Wherever the word "coordinate" appears in a line, copy that line.

= = =

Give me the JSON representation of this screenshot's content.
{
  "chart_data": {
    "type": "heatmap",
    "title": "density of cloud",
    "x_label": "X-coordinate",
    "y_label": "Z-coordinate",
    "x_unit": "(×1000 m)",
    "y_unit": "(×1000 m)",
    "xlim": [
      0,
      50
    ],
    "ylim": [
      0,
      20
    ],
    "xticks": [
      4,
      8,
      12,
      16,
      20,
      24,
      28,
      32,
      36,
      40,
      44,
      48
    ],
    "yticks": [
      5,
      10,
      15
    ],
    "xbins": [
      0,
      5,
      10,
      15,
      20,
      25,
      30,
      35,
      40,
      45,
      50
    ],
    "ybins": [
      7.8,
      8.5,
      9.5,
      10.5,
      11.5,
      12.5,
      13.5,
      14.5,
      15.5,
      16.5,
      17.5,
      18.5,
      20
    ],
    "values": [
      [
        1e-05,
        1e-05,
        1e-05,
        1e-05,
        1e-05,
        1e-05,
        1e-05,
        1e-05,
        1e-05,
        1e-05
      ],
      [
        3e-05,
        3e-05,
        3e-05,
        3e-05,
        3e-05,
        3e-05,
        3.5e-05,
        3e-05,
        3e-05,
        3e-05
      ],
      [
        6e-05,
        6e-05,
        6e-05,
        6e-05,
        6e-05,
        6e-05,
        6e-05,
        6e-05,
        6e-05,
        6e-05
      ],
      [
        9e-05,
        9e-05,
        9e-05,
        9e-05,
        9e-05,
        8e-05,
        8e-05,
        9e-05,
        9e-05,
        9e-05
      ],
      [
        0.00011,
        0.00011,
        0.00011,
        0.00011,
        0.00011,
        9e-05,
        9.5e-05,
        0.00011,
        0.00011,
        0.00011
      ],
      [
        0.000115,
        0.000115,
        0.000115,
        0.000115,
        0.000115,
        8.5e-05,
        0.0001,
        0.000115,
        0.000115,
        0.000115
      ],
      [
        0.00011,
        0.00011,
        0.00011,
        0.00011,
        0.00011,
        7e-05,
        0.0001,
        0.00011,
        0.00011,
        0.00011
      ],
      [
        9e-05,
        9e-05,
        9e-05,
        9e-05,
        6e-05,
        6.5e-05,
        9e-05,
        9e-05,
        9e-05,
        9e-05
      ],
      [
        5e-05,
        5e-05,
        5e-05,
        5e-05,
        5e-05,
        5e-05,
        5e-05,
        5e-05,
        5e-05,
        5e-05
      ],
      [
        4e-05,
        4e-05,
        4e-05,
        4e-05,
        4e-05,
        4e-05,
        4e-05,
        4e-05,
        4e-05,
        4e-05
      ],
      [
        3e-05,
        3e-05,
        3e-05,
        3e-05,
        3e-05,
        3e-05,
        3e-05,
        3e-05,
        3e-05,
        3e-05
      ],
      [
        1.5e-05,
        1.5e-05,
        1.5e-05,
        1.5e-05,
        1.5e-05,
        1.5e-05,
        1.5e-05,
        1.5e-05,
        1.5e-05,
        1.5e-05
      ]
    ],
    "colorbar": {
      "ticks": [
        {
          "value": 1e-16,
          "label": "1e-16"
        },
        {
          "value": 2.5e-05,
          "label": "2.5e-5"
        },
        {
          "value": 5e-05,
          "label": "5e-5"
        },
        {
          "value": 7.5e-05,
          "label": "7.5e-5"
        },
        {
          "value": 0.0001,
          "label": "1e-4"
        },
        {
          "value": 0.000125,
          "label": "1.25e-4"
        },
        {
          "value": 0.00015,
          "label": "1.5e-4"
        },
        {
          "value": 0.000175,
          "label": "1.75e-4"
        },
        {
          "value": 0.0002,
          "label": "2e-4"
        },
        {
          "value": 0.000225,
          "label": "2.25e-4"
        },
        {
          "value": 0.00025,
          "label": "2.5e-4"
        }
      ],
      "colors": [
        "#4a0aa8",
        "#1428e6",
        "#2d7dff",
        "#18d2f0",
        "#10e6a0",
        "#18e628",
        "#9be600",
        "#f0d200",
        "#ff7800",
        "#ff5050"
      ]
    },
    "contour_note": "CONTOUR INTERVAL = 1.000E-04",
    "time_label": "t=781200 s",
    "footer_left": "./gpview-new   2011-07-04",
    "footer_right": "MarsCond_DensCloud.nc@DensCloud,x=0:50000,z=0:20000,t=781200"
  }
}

= = =

## Correct response
    "x_label": "X-coordinate",
    "y_label": "Z-coordinate",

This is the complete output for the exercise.